** Begin LISTED RECORDS **

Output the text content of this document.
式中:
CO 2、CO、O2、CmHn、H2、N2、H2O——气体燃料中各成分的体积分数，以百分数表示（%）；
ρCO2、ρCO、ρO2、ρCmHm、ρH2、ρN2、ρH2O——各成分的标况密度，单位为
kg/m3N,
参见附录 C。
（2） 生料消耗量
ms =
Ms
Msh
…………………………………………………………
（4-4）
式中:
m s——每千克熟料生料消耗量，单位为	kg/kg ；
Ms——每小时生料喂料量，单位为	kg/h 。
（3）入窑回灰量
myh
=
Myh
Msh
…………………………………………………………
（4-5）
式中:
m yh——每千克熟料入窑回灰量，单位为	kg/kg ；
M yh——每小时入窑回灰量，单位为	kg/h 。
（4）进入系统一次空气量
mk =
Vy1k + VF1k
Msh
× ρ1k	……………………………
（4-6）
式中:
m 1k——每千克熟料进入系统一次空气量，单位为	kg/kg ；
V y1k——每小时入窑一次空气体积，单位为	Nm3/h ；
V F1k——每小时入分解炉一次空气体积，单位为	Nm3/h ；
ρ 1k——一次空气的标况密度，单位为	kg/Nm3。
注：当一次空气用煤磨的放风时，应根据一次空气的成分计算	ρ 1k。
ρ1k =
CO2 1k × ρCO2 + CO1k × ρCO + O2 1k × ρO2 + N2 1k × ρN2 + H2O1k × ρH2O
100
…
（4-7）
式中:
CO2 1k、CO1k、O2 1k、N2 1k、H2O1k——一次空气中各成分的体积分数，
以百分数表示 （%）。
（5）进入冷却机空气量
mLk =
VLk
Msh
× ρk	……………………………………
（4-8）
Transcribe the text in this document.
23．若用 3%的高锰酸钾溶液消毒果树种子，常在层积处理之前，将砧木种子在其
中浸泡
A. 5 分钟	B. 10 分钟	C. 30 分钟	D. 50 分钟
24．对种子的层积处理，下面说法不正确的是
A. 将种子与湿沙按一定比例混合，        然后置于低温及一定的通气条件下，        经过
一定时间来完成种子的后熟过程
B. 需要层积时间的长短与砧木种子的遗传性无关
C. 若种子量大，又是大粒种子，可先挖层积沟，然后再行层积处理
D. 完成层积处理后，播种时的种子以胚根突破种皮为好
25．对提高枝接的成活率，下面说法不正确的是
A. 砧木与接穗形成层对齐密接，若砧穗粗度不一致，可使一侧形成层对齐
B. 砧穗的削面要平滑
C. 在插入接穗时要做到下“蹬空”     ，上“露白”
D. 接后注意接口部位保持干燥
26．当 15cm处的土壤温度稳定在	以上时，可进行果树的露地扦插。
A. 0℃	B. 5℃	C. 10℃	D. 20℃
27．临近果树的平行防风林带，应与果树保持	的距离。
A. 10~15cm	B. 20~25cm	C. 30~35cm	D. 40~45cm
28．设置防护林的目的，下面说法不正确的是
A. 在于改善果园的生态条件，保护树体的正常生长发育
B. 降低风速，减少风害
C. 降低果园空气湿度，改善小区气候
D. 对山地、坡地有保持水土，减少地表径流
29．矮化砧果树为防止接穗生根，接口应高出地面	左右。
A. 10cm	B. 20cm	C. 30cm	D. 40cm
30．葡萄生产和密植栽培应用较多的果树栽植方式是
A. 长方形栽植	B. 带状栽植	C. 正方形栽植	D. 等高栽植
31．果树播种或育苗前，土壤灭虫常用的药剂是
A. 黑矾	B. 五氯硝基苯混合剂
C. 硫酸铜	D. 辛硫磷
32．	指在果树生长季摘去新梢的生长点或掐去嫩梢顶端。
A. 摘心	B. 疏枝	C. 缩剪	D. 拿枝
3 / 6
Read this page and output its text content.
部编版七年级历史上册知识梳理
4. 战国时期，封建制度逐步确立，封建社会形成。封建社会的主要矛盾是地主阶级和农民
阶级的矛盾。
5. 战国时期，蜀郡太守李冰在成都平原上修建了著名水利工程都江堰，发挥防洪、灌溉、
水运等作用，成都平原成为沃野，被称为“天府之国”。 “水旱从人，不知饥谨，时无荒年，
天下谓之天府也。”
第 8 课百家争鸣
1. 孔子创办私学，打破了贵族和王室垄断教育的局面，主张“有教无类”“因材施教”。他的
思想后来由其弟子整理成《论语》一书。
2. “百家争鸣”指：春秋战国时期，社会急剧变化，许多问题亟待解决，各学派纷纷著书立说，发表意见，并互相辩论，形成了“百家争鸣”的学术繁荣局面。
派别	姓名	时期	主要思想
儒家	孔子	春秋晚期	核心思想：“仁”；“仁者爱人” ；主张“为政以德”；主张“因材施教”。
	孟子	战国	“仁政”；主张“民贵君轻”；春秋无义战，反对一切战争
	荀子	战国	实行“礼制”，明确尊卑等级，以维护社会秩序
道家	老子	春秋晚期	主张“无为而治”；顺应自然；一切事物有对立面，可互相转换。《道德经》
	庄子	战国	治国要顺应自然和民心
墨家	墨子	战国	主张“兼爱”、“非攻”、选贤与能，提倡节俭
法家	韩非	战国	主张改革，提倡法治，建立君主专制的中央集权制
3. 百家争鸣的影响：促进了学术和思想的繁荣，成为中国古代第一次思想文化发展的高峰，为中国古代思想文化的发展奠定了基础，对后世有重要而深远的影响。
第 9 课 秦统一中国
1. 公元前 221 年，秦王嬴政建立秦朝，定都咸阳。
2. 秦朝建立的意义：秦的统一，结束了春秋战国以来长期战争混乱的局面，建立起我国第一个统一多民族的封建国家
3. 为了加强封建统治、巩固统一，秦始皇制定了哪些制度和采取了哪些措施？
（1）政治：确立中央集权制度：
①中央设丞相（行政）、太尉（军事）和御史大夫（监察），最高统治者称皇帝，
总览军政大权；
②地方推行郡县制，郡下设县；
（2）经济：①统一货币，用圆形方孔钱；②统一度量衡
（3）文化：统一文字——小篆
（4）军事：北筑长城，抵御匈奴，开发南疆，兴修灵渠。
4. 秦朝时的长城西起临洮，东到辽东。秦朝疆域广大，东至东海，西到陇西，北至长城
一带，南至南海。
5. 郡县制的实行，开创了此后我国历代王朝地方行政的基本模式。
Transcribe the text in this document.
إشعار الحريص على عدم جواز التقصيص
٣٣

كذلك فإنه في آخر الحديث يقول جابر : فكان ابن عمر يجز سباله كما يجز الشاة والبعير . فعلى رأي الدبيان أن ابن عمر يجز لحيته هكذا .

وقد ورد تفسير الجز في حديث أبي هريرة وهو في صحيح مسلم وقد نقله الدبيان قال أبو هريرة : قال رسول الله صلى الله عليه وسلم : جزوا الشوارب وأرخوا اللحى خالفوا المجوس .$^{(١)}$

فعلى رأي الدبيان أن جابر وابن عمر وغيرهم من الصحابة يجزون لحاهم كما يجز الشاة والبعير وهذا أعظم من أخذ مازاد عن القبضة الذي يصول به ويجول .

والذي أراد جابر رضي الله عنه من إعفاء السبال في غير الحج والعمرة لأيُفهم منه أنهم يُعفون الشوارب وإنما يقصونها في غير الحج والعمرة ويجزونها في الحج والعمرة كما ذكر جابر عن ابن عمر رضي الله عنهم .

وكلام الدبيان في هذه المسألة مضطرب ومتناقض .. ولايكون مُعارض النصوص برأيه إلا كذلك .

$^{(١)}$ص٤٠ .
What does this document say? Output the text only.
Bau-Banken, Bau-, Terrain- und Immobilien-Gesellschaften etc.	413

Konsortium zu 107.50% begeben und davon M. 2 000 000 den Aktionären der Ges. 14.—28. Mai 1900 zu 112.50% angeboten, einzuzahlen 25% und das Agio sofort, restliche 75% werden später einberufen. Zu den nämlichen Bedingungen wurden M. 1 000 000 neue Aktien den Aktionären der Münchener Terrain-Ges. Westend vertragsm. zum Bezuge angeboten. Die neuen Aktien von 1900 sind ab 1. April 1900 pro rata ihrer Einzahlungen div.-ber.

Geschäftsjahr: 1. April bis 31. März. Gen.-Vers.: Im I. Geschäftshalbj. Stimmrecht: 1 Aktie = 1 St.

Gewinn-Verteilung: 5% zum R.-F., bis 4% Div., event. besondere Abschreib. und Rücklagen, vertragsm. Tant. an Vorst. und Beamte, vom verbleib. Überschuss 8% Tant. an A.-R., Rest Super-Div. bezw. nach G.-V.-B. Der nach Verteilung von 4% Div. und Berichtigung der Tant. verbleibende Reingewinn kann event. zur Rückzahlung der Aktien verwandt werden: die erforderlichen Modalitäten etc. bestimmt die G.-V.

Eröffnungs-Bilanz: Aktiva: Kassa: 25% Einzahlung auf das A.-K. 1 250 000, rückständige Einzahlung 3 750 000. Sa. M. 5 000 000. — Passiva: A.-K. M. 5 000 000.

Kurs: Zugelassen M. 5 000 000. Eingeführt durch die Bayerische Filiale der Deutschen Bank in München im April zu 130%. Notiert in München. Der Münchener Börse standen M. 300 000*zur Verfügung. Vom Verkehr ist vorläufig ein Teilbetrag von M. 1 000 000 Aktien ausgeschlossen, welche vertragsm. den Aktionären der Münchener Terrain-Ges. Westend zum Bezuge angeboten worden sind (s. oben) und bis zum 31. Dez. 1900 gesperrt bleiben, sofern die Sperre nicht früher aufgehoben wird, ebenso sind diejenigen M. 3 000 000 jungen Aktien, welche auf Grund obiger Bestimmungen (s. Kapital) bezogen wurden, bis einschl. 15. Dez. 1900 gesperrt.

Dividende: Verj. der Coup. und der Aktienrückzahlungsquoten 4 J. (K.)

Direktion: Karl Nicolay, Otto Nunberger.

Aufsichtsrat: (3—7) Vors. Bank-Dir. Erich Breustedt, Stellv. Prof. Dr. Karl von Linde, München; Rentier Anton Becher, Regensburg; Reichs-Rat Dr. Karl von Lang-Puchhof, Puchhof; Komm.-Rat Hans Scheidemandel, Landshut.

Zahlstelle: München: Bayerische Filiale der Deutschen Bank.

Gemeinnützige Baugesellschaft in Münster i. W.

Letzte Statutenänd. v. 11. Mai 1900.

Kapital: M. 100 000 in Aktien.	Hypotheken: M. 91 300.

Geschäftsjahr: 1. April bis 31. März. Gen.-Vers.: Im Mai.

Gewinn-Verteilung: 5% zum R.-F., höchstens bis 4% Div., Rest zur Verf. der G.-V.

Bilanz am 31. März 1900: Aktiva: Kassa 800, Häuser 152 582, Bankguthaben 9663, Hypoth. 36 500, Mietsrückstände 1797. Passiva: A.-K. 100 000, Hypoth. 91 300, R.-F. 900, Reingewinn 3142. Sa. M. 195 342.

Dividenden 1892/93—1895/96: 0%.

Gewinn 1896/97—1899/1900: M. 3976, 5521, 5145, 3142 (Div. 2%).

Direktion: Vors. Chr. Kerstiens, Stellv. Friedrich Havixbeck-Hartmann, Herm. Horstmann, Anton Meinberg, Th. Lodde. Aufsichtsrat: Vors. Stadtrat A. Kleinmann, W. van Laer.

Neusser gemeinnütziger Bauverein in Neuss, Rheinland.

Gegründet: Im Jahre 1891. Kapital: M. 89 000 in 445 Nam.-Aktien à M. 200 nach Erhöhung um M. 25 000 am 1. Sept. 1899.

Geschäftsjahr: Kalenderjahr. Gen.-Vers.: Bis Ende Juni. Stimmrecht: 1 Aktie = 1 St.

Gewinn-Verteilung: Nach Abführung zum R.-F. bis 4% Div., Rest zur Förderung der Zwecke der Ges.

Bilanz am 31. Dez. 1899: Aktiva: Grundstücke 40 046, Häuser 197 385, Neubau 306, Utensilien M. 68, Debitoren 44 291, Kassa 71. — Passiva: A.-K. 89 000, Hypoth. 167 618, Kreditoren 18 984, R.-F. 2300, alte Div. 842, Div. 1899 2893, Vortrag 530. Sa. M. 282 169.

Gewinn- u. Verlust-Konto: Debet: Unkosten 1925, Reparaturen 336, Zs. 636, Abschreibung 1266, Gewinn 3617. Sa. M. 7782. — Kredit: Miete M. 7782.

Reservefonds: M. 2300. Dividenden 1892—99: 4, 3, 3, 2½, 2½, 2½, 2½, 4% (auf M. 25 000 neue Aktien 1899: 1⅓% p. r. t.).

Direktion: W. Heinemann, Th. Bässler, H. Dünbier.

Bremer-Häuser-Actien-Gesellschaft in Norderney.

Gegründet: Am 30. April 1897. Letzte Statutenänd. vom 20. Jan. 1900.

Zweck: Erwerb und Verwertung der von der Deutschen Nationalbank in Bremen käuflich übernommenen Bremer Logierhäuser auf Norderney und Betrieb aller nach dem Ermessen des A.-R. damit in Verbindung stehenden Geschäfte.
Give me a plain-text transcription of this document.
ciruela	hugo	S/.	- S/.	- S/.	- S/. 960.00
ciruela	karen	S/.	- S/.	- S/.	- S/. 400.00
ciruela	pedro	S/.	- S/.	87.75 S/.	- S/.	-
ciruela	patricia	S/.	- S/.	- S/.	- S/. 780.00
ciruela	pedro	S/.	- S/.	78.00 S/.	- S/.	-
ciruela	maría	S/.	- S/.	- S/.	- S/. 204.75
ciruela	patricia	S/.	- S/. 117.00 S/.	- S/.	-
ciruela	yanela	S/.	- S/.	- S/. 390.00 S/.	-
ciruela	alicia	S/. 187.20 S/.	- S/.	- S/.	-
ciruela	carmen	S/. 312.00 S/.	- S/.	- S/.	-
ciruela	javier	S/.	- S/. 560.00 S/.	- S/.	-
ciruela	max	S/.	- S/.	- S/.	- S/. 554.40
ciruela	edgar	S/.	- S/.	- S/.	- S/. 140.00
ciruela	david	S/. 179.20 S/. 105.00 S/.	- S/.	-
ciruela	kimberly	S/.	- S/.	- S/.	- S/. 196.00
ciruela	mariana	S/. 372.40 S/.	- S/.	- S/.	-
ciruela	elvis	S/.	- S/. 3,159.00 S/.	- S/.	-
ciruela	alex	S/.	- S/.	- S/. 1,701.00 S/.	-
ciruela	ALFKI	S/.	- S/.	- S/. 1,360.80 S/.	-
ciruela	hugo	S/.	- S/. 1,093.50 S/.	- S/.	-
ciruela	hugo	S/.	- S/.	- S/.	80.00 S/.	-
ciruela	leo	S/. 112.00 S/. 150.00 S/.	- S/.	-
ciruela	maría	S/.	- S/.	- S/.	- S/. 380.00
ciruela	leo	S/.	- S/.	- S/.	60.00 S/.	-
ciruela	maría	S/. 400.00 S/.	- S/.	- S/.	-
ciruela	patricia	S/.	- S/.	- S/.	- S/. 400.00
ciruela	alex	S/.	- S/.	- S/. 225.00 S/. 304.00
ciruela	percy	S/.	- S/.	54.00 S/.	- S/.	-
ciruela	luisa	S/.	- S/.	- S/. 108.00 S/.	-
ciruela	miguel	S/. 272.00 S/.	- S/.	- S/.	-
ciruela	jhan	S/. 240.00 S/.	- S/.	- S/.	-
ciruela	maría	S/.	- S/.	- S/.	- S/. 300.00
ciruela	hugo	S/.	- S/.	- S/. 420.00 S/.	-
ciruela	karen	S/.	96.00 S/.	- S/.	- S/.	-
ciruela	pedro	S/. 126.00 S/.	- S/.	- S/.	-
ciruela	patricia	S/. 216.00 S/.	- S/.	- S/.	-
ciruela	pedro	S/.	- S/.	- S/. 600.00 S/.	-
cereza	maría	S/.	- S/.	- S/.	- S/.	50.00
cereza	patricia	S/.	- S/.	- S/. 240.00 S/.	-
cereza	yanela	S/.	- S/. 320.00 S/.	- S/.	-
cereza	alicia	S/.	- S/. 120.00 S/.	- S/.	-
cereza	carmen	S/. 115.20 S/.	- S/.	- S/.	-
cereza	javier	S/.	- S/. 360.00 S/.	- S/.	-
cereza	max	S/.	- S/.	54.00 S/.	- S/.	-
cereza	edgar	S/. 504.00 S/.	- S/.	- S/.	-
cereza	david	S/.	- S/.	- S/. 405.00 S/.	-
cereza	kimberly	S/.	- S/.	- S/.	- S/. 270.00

** End LISTED RECORDS **

EXERCISE GOAL: Find the lines holding "春秋晚期" and list every one.

RESULT OF THIS TASK:
儒家	孔子	春秋晚期	核心思想：“仁”；“仁者爱人” ；主张“为政以德”；主张“因材施教”。
道家	老子	春秋晚期	主张“无为而治”；顺应自然；一切事物有对立面，可互相转换。《道德经》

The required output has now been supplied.